Problem description: Check each line below for the word "circle", and copy those that have it.

Dataset items:
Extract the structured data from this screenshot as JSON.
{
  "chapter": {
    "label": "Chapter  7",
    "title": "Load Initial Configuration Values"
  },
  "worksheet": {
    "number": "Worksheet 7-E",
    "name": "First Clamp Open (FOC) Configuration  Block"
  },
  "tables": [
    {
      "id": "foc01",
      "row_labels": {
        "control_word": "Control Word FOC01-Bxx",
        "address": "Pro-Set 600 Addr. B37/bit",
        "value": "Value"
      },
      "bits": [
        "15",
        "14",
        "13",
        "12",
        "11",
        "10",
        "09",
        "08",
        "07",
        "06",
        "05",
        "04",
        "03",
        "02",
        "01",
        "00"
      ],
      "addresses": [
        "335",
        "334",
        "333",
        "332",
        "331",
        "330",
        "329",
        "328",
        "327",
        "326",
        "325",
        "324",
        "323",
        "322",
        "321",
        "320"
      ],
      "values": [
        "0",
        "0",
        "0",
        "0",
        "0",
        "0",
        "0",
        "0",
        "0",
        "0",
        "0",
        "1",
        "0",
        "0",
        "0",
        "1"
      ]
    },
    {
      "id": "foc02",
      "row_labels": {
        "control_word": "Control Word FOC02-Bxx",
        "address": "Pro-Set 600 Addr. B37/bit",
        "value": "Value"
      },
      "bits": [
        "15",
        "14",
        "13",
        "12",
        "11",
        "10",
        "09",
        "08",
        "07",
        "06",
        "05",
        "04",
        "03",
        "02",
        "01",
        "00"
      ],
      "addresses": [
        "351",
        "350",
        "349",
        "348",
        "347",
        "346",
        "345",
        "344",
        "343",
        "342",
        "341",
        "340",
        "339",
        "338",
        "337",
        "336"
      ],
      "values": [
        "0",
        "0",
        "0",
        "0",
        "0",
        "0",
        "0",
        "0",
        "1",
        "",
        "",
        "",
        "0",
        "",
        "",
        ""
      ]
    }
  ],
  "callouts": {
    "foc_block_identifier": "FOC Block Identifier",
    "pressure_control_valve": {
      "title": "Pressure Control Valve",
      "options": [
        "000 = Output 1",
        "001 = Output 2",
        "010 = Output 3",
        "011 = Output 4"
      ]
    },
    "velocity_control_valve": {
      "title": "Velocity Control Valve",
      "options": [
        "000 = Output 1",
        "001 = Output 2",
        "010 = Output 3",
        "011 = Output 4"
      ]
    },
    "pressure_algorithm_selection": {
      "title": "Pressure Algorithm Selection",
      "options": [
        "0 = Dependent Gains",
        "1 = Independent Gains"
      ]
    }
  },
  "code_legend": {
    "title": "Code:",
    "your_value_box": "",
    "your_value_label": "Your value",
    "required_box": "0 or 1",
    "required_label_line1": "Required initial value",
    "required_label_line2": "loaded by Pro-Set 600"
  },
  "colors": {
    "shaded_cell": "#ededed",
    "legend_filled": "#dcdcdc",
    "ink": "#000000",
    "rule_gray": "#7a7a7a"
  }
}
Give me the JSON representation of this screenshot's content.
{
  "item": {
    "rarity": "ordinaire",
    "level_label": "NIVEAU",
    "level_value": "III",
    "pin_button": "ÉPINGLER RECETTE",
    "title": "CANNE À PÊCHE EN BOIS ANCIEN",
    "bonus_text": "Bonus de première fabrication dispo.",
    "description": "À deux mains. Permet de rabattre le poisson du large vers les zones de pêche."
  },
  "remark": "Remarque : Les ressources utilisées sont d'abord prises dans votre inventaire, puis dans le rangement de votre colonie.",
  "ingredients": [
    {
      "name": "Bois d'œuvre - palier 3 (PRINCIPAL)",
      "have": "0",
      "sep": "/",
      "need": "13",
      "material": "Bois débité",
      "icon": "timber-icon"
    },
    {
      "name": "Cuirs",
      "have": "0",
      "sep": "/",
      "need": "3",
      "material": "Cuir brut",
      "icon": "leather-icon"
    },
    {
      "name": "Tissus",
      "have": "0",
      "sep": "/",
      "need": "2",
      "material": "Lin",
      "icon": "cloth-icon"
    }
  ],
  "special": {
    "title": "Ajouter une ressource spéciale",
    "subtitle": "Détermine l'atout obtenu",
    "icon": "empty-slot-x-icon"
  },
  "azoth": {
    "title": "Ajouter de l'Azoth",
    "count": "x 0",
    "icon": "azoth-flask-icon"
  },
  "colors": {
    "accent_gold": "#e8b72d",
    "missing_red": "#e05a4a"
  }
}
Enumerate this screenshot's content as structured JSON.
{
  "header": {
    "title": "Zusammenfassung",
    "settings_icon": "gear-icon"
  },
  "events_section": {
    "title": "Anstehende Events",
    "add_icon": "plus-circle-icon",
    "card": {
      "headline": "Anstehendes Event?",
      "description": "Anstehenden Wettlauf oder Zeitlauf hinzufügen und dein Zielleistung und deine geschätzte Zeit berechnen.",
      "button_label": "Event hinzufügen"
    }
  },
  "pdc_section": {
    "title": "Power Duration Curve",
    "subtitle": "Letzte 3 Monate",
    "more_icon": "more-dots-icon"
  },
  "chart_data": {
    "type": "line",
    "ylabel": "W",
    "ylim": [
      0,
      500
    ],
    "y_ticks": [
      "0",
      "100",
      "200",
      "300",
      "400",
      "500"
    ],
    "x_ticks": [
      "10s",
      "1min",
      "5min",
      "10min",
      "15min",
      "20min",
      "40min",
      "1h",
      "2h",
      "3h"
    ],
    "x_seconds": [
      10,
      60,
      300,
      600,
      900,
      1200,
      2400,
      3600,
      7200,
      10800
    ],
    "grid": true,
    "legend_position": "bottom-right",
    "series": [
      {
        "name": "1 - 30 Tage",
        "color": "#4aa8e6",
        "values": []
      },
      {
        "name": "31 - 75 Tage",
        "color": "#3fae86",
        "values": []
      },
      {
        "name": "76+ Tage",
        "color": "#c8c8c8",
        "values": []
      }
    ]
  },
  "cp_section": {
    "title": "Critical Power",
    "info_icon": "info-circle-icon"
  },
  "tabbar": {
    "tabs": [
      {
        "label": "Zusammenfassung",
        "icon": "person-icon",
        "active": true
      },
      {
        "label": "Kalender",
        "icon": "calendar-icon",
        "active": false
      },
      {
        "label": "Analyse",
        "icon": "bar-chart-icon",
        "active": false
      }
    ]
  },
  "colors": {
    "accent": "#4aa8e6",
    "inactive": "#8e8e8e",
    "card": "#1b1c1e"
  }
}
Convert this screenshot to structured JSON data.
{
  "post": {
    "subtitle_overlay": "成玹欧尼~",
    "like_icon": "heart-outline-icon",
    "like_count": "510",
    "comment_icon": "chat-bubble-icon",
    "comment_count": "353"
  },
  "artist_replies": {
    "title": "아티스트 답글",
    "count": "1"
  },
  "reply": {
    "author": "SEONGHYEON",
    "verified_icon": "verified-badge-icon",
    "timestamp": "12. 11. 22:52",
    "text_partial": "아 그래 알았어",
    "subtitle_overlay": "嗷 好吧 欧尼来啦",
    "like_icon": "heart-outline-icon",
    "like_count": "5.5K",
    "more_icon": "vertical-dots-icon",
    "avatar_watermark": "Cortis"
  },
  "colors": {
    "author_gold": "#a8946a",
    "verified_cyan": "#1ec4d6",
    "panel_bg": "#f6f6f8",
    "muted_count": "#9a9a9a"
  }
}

Reply to the exercise:
    "add_icon": "plus-circle-icon",
    "info_icon": "info-circle-icon"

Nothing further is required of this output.